== EXERCISE PROMPT ==
Write out the full listing exactly as given, minus the images.

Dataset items
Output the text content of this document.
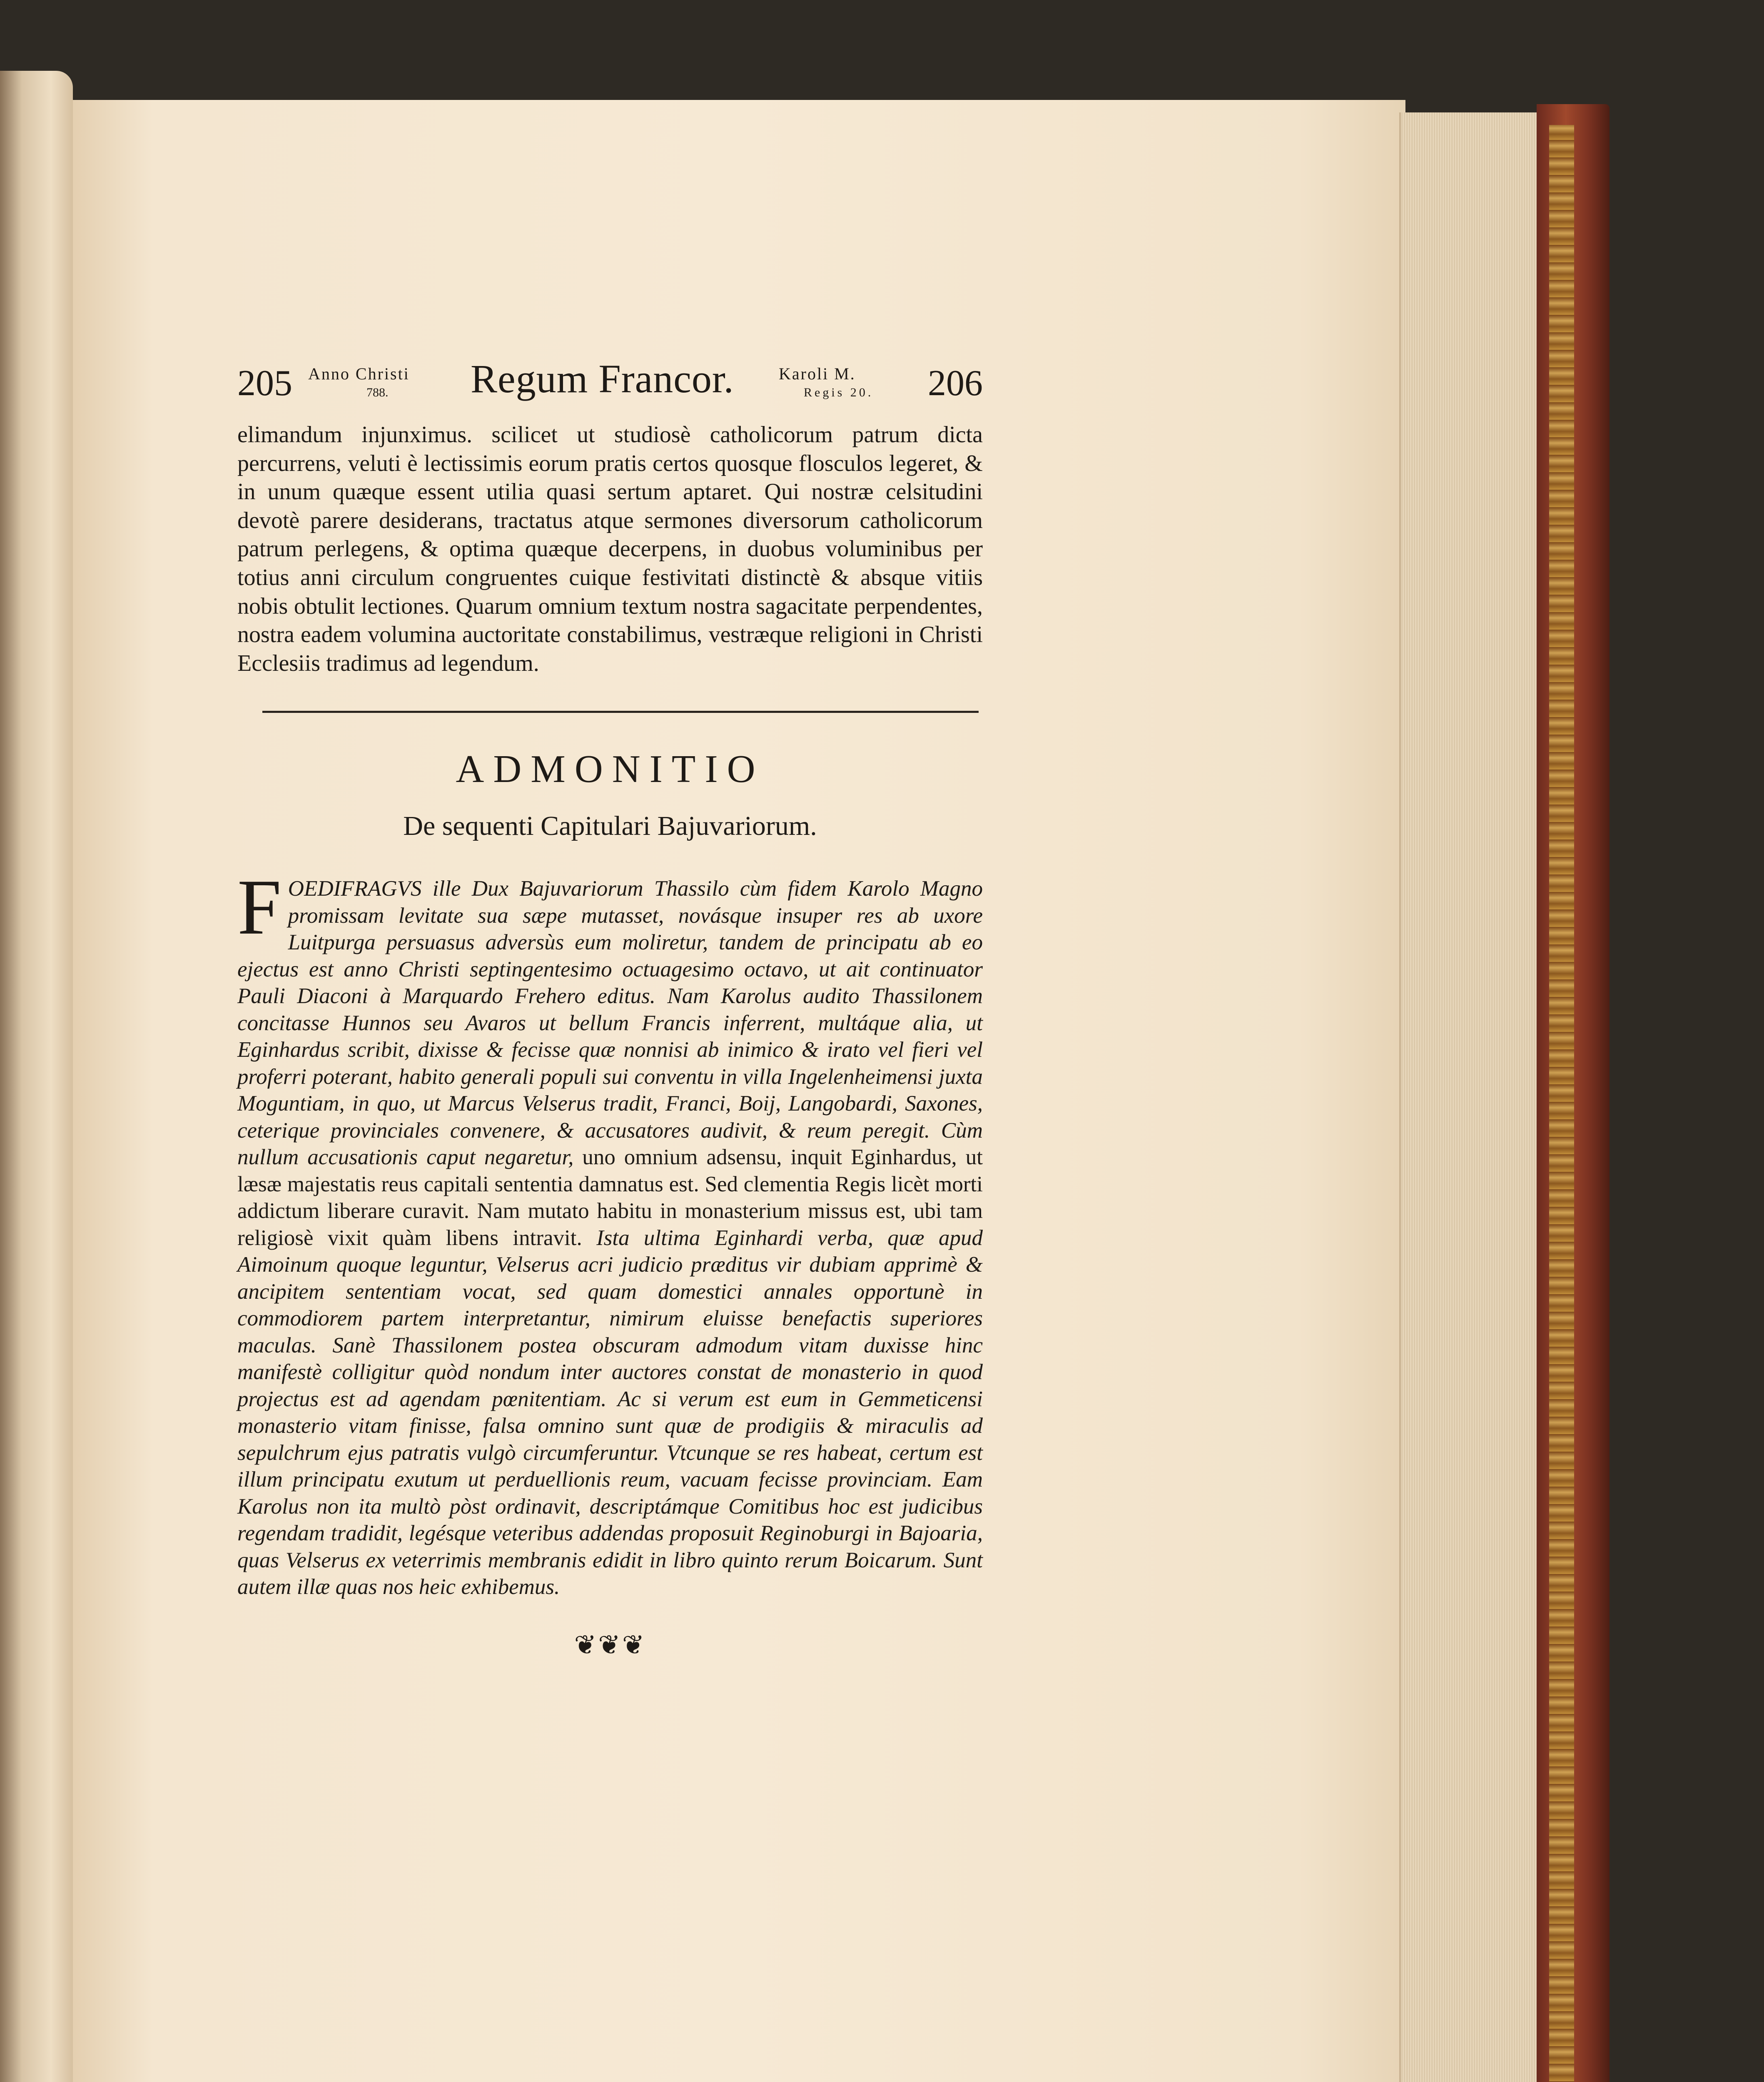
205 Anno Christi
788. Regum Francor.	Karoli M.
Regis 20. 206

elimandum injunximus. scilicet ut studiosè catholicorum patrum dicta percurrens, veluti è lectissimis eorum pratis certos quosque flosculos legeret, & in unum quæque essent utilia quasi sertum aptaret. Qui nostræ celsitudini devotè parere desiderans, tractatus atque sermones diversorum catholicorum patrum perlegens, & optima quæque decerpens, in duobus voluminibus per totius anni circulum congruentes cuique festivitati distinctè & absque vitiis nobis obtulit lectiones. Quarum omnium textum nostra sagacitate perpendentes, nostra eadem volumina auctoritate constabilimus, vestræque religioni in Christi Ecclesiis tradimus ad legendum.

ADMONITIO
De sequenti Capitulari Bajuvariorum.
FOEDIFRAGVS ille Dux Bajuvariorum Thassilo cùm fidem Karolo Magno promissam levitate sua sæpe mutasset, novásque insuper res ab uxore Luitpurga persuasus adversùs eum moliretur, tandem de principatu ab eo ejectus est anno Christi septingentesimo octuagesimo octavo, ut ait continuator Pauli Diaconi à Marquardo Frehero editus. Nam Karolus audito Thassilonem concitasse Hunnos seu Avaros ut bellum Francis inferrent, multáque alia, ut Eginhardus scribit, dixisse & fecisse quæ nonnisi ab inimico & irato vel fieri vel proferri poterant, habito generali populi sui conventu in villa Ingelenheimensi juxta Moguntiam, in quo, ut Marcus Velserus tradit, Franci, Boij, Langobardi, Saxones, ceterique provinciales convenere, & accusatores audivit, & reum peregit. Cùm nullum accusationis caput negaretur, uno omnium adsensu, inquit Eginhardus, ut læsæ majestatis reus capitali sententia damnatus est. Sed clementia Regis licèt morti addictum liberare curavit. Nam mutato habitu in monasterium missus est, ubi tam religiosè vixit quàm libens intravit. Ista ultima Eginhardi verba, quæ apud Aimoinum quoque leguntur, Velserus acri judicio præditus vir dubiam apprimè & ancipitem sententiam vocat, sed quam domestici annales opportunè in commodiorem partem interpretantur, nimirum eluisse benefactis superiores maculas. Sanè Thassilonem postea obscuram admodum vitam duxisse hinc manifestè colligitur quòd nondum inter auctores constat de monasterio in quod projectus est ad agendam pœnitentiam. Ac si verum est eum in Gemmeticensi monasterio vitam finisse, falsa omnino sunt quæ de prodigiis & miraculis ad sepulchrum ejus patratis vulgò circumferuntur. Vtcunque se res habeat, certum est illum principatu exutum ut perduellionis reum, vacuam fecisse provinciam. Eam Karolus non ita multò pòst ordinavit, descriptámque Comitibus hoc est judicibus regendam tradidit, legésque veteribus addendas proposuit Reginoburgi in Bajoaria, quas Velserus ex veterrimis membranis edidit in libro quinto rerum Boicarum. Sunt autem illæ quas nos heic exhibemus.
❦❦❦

== THE RESULT ==
Output the text content of this document.
205 Anno Christi
788. Regum Francor.	Karoli M.
Regis 20. 206

elimandum injunximus. scilicet ut studiosè catholicorum patrum dicta percurrens, veluti è lectissimis eorum pratis certos quosque flosculos legeret, & in unum quæque essent utilia quasi sertum aptaret. Qui nostræ celsitudini devotè parere desiderans, tractatus atque sermones diversorum catholicorum patrum perlegens, & optima quæque decerpens, in duobus voluminibus per totius anni circulum congruentes cuique festivitati distinctè & absque vitiis nobis obtulit lectiones. Quarum omnium textum nostra sagacitate perpendentes, nostra eadem volumina auctoritate constabilimus, vestræque religioni in Christi Ecclesiis tradimus ad legendum.

ADMONITIO
De sequenti Capitulari Bajuvariorum.
FOEDIFRAGVS ille Dux Bajuvariorum Thassilo cùm fidem Karolo Magno promissam levitate sua sæpe mutasset, novásque insuper res ab uxore Luitpurga persuasus adversùs eum moliretur, tandem de principatu ab eo ejectus est anno Christi septingentesimo octuagesimo octavo, ut ait continuator Pauli Diaconi à Marquardo Frehero editus. Nam Karolus audito Thassilonem concitasse Hunnos seu Avaros ut bellum Francis inferrent, multáque alia, ut Eginhardus scribit, dixisse & fecisse quæ nonnisi ab inimico & irato vel fieri vel proferri poterant, habito generali populi sui conventu in villa Ingelenheimensi juxta Moguntiam, in quo, ut Marcus Velserus tradit, Franci, Boij, Langobardi, Saxones, ceterique provinciales convenere, & accusatores audivit, & reum peregit. Cùm nullum accusationis caput negaretur, uno omnium adsensu, inquit Eginhardus, ut læsæ majestatis reus capitali sententia damnatus est. Sed clementia Regis licèt morti addictum liberare curavit. Nam mutato habitu in monasterium missus est, ubi tam religiosè vixit quàm libens intravit. Ista ultima Eginhardi verba, quæ apud Aimoinum quoque leguntur, Velserus acri judicio præditus vir dubiam apprimè & ancipitem sententiam vocat, sed quam domestici annales opportunè in commodiorem partem interpretantur, nimirum eluisse benefactis superiores maculas. Sanè Thassilonem postea obscuram admodum vitam duxisse hinc manifestè colligitur quòd nondum inter auctores constat de monasterio in quod projectus est ad agendam pœnitentiam. Ac si verum est eum in Gemmeticensi monasterio vitam finisse, falsa omnino sunt quæ de prodigiis & miraculis ad sepulchrum ejus patratis vulgò circumferuntur. Vtcunque se res habeat, certum est illum principatu exutum ut perduellionis reum, vacuam fecisse provinciam. Eam Karolus non ita multò pòst ordinavit, descriptámque Comitibus hoc est judicibus regendam tradidit, legésque veteribus addendas proposuit Reginoburgi in Bajoaria, quas Velserus ex veterrimis membranis edidit in libro quinto rerum Boicarum. Sunt autem illæ quas nos heic exhibemus.
❦❦❦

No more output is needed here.